### TASK GOAL
In the lines below, how many hold the word "dashed"? Answer only with the number.

### AVAILABLE RECORDS
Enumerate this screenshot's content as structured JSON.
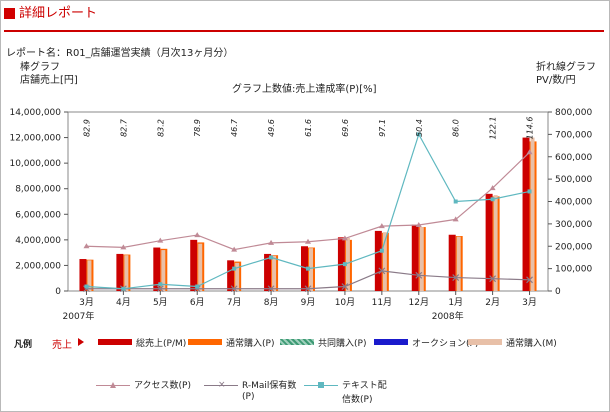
{
  "header": {
    "title": "詳細レポート"
  },
  "report": {
    "name_label": "レポート名：",
    "name_value": "R01_店舗運営実績（月次13ヶ月分）"
  },
  "axes": {
    "left_caption_1": "棒グラフ",
    "left_caption_2": "店舗売上[円]",
    "right_caption_1": "折れ線グラフ",
    "right_caption_2": "PV/数/円",
    "top_caption": "グラフ上数値:売上達成率(P)[%]"
  },
  "legend": {
    "section_label": "凡例",
    "sales_label": "売上",
    "bar_items": [
      {
        "label": "総売上(P/M)",
        "color": "#cc0000"
      },
      {
        "label": "通常購入(P)",
        "color": "#ff6600"
      },
      {
        "label": "共同購入(P)",
        "color": "#3d9a74"
      },
      {
        "label": "オークション(P)",
        "color": "#1a1acc"
      },
      {
        "label": "通常購入(M)",
        "color": "#e8c0a8"
      }
    ],
    "line_items": [
      {
        "label_1": "アクセス数(P)",
        "label_2": "",
        "color": "#c08a96",
        "marker": "triangle"
      },
      {
        "label_1": "R-Mail保有数",
        "label_2": "(P)",
        "color": "#8a7a88",
        "marker": "cross"
      },
      {
        "label_1": "テキスト配",
        "label_2": "信数(P)",
        "color": "#5fb8c0",
        "marker": "square"
      }
    ]
  },
  "chart_data": {
    "type": "bar",
    "categories": [
      "3月",
      "4月",
      "5月",
      "6月",
      "7月",
      "8月",
      "9月",
      "10月",
      "11月",
      "12月",
      "1月",
      "2月",
      "3月"
    ],
    "year_labels": [
      {
        "text": "2007年",
        "at_index": 0
      },
      {
        "text": "2008年",
        "at_index": 10
      }
    ],
    "achievement_rate_labels": [
      "82.9",
      "82.7",
      "83.2",
      "78.9",
      "46.7",
      "49.6",
      "61.6",
      "69.6",
      "97.1",
      "50.4",
      "86.0",
      "122.1",
      "114.6"
    ],
    "y_left": {
      "min": 0,
      "max": 14000000,
      "ticks": [
        "0",
        "2,000,000",
        "4,000,000",
        "6,000,000",
        "8,000,000",
        "10,000,000",
        "12,000,000",
        "14,000,000"
      ]
    },
    "y_right": {
      "min": 0,
      "max": 800000,
      "ticks": [
        "0",
        "100,000",
        "200,000",
        "300,000",
        "400,000",
        "500,000",
        "600,000",
        "700,000",
        "800,000"
      ]
    },
    "bar_series": [
      {
        "name": "総売上(P/M)",
        "color": "#cc0000",
        "values": [
          2500000,
          2900000,
          3400000,
          4000000,
          2400000,
          2900000,
          3500000,
          4200000,
          4700000,
          5200000,
          4400000,
          7600000,
          12000000
        ]
      },
      {
        "name": "通常購入(P)",
        "color": "#ff6600",
        "values": [
          2450000,
          2850000,
          3300000,
          3800000,
          2300000,
          2800000,
          3400000,
          4000000,
          4550000,
          5000000,
          4300000,
          7400000,
          11700000
        ]
      },
      {
        "name": "通常購入(M)",
        "color": "#e8c0a8",
        "values": [
          2400000,
          2800000,
          3200000,
          3700000,
          2200000,
          2750000,
          3350000,
          4150000,
          4600000,
          5000000,
          4250000,
          7500000,
          12000000
        ]
      }
    ],
    "line_series": [
      {
        "name": "アクセス数(P)",
        "color": "#c08a96",
        "values": [
          200000,
          195000,
          225000,
          250000,
          185000,
          215000,
          220000,
          235000,
          290000,
          295000,
          320000,
          460000,
          620000
        ]
      },
      {
        "name": "R-Mail保有数(P)",
        "color": "#8a7a88",
        "values": [
          10000,
          10000,
          10000,
          10000,
          10000,
          10000,
          10000,
          20000,
          90000,
          70000,
          60000,
          55000,
          50000
        ]
      },
      {
        "name": "テキスト配信数(P)",
        "color": "#5fb8c0",
        "values": [
          20000,
          10000,
          30000,
          20000,
          100000,
          150000,
          100000,
          120000,
          180000,
          700000,
          400000,
          410000,
          445000
        ]
      }
    ]
  }
}
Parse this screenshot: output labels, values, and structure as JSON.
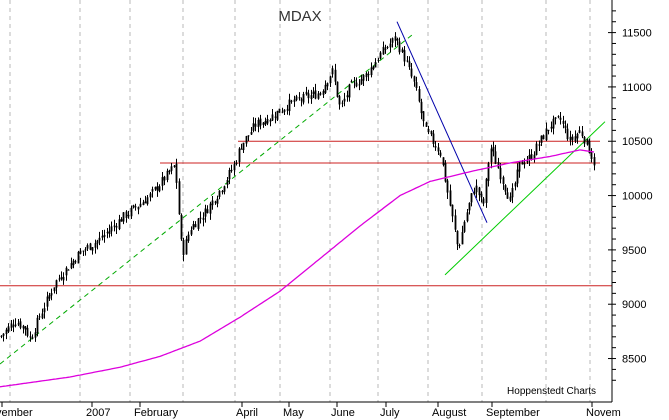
{
  "chart_data": {
    "type": "candlestick",
    "title": "MDAX",
    "credit": "Hoppenstedt Charts",
    "x_tick_labels": [
      "vember",
      "2007",
      "February",
      "April",
      "May",
      "June",
      "July",
      "August",
      "September",
      "Novem"
    ],
    "y_tick_labels": [
      "11500",
      "11000",
      "10500",
      "10000",
      "9500",
      "9000",
      "8500"
    ],
    "ylim": [
      8100,
      11800
    ],
    "grid": "vertical dashed gridlines at month boundaries",
    "horizontal_levels": [
      10500,
      10300,
      9170
    ],
    "moving_average": {
      "color": "#dd00dd",
      "anchors": [
        [
          0,
          8240
        ],
        [
          70,
          8330
        ],
        [
          120,
          8420
        ],
        [
          160,
          8520
        ],
        [
          200,
          8660
        ],
        [
          240,
          8880
        ],
        [
          280,
          9120
        ],
        [
          320,
          9420
        ],
        [
          360,
          9720
        ],
        [
          400,
          10000
        ],
        [
          430,
          10130
        ],
        [
          470,
          10220
        ],
        [
          510,
          10300
        ],
        [
          550,
          10360
        ],
        [
          580,
          10420
        ],
        [
          595,
          10400
        ]
      ]
    },
    "price_path_anchors": [
      [
        0,
        8700
      ],
      [
        15,
        8850
      ],
      [
        25,
        8780
      ],
      [
        30,
        8680
      ],
      [
        40,
        8900
      ],
      [
        55,
        9200
      ],
      [
        80,
        9480
      ],
      [
        100,
        9600
      ],
      [
        120,
        9780
      ],
      [
        150,
        10000
      ],
      [
        175,
        10280
      ],
      [
        178,
        9900
      ],
      [
        182,
        9450
      ],
      [
        190,
        9700
      ],
      [
        205,
        9850
      ],
      [
        220,
        10050
      ],
      [
        235,
        10300
      ],
      [
        240,
        10450
      ],
      [
        255,
        10650
      ],
      [
        270,
        10720
      ],
      [
        290,
        10850
      ],
      [
        305,
        10900
      ],
      [
        320,
        10950
      ],
      [
        332,
        11150
      ],
      [
        340,
        10800
      ],
      [
        350,
        11000
      ],
      [
        365,
        11100
      ],
      [
        380,
        11300
      ],
      [
        395,
        11450
      ],
      [
        405,
        11250
      ],
      [
        415,
        11000
      ],
      [
        425,
        10600
      ],
      [
        440,
        10400
      ],
      [
        450,
        9900
      ],
      [
        458,
        9500
      ],
      [
        465,
        9800
      ],
      [
        475,
        10100
      ],
      [
        483,
        9900
      ],
      [
        490,
        10450
      ],
      [
        500,
        10200
      ],
      [
        510,
        9950
      ],
      [
        520,
        10300
      ],
      [
        530,
        10350
      ],
      [
        540,
        10500
      ],
      [
        550,
        10650
      ],
      [
        560,
        10700
      ],
      [
        570,
        10500
      ],
      [
        580,
        10600
      ],
      [
        588,
        10450
      ],
      [
        594,
        10300
      ]
    ],
    "trendlines": [
      {
        "color": "#00aa00",
        "style": "dashed",
        "from": [
          0,
          8450
        ],
        "to": [
          415,
          11500
        ]
      },
      {
        "color": "#0000aa",
        "style": "solid",
        "from": [
          397,
          11600
        ],
        "to": [
          487,
          9750
        ]
      },
      {
        "color": "#00cc00",
        "style": "solid",
        "from": [
          445,
          9270
        ],
        "to": [
          605,
          10680
        ]
      }
    ]
  }
}
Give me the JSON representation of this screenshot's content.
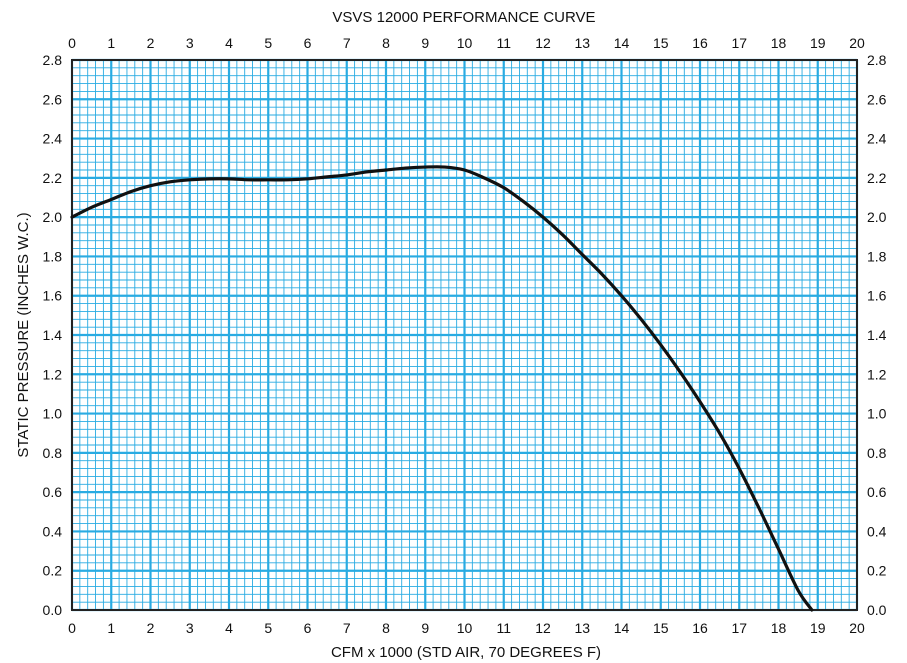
{
  "chart_data": {
    "type": "line",
    "title": "VSVS 12000 PERFORMANCE CURVE",
    "xlabel": "CFM x 1000  (STD AIR, 70 DEGREES F)",
    "ylabel": "STATIC PRESSURE  (INCHES W.C.)",
    "xlim": [
      0,
      20
    ],
    "ylim": [
      0,
      2.8
    ],
    "x_ticks": [
      "0",
      "1",
      "2",
      "3",
      "4",
      "5",
      "6",
      "7",
      "8",
      "9",
      "10",
      "11",
      "12",
      "13",
      "14",
      "15",
      "16",
      "17",
      "18",
      "19",
      "20"
    ],
    "y_ticks": [
      "0.0",
      "0.2",
      "0.4",
      "0.6",
      "0.8",
      "1.0",
      "1.2",
      "1.4",
      "1.6",
      "1.8",
      "2.0",
      "2.2",
      "2.4",
      "2.6",
      "2.8"
    ],
    "grid": true,
    "series": [
      {
        "x": [
          0,
          0.5,
          1,
          1.5,
          2,
          2.5,
          3,
          3.5,
          4,
          4.5,
          5,
          5.5,
          6,
          6.5,
          7,
          7.5,
          8,
          8.5,
          9,
          9.5,
          10,
          10.5,
          11,
          11.5,
          12,
          12.5,
          13,
          13.5,
          14,
          14.5,
          15,
          15.5,
          16,
          16.5,
          17,
          17.5,
          18,
          18.5,
          18.85
        ],
        "y": [
          2.0,
          2.05,
          2.09,
          2.13,
          2.16,
          2.18,
          2.19,
          2.195,
          2.195,
          2.19,
          2.19,
          2.19,
          2.195,
          2.205,
          2.215,
          2.23,
          2.24,
          2.25,
          2.255,
          2.255,
          2.24,
          2.2,
          2.15,
          2.08,
          2.0,
          1.91,
          1.81,
          1.71,
          1.6,
          1.48,
          1.35,
          1.21,
          1.06,
          0.9,
          0.72,
          0.52,
          0.31,
          0.1,
          0.0
        ]
      }
    ],
    "colors": {
      "grid": "#29abe2",
      "curve": "#111111",
      "frame": "#222222"
    }
  }
}
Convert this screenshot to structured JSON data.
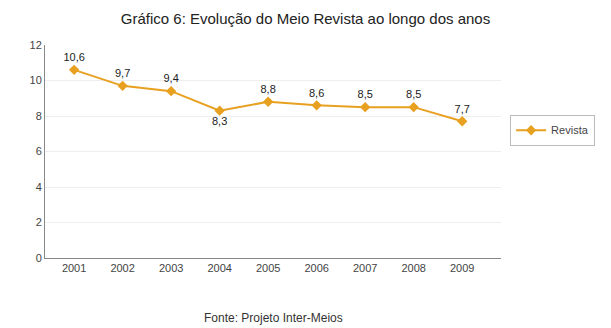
{
  "chart_data": {
    "type": "line",
    "title": "Gráfico 6: Evolução do Meio Revista ao longo dos anos",
    "annotations": [
      "Fonte: Projeto Inter-Meios"
    ],
    "x": [
      2001,
      2002,
      2003,
      2004,
      2005,
      2006,
      2007,
      2008,
      2009
    ],
    "series": [
      {
        "name": "Revista",
        "color": "#E8A020",
        "marker": "diamond",
        "values": [
          10.6,
          9.7,
          9.4,
          8.3,
          8.8,
          8.6,
          8.5,
          8.5,
          7.7
        ],
        "value_labels": [
          "10,6",
          "9,7",
          "9,4",
          "8,3",
          "8,8",
          "8,6",
          "8,5",
          "8,5",
          "7,7"
        ]
      }
    ],
    "xlim": [
      2000.4,
      2009.8
    ],
    "xticks": [
      2001,
      2002,
      2003,
      2004,
      2005,
      2006,
      2007,
      2008,
      2009
    ],
    "ylim": [
      0,
      12
    ],
    "yticks": [
      0,
      2,
      4,
      6,
      8,
      10,
      12
    ],
    "grid": true,
    "legend": "right",
    "data_labels": true
  }
}
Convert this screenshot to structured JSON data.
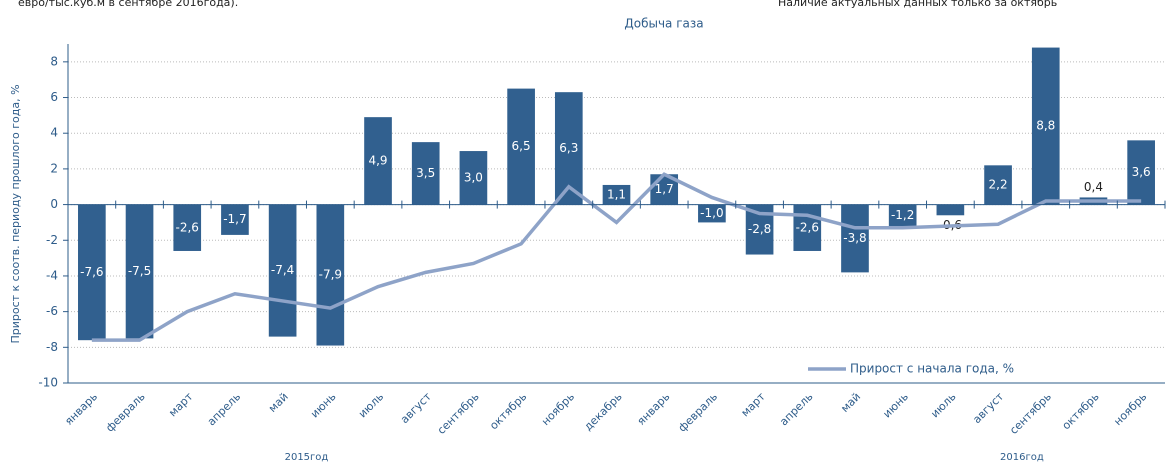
{
  "header_note_left": "евро/тыс.куб.м в сентябре 2016года).",
  "header_note_right": "Наличие актуальных данных только за октябрь",
  "chart_data": {
    "type": "bar_line",
    "title": "Добыча газа",
    "y_axis_label": "Прирост к соотв. периоду прошлого года, %",
    "categories": [
      "январь",
      "февраль",
      "март",
      "апрель",
      "май",
      "июнь",
      "июль",
      "август",
      "сентябрь",
      "октябрь",
      "ноябрь",
      "декабрь",
      "январь",
      "февраль",
      "март",
      "апрель",
      "май",
      "июнь",
      "июль",
      "август",
      "сентябрь",
      "октябрь",
      "ноябрь"
    ],
    "groups": [
      "2015год",
      "2016год"
    ],
    "series": [
      {
        "type": "bar",
        "color": "#31608f",
        "values": [
          -7.6,
          -7.5,
          -2.6,
          -1.7,
          -7.4,
          -7.9,
          4.9,
          3.5,
          3.0,
          6.5,
          6.3,
          1.1,
          1.7,
          -1.0,
          -2.8,
          -2.6,
          -3.8,
          -1.2,
          -0.6,
          2.2,
          8.8,
          0.4,
          3.6
        ],
        "value_labels": [
          "-7,6",
          "-7,5",
          "-2,6",
          "-1,7",
          "-7,4",
          "-7,9",
          "4,9",
          "3,5",
          "3,0",
          "6,5",
          "6,3",
          "1,1",
          "1,7",
          "-1,0",
          "-2,8",
          "-2,6",
          "-3,8",
          "-1,2",
          "-0,6",
          "2,2",
          "8,8",
          "0,4",
          "3,6"
        ]
      },
      {
        "type": "line",
        "name": "Прирост с начала года, %",
        "color": "#8ea3c8",
        "values": [
          -7.6,
          -7.6,
          -6.0,
          -5.0,
          -5.4,
          -5.8,
          -4.6,
          -3.8,
          -3.3,
          -2.2,
          1.0,
          -1.0,
          1.7,
          0.4,
          -0.5,
          -0.6,
          -1.3,
          -1.3,
          -1.2,
          -1.1,
          0.2,
          0.2,
          0.2
        ]
      }
    ],
    "ylim": [
      -10,
      9
    ],
    "yticks": [
      -10,
      -8,
      -6,
      -4,
      -2,
      0,
      2,
      4,
      6,
      8
    ],
    "grid": true,
    "legend": "lower right"
  }
}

### FINAL ANSWER
2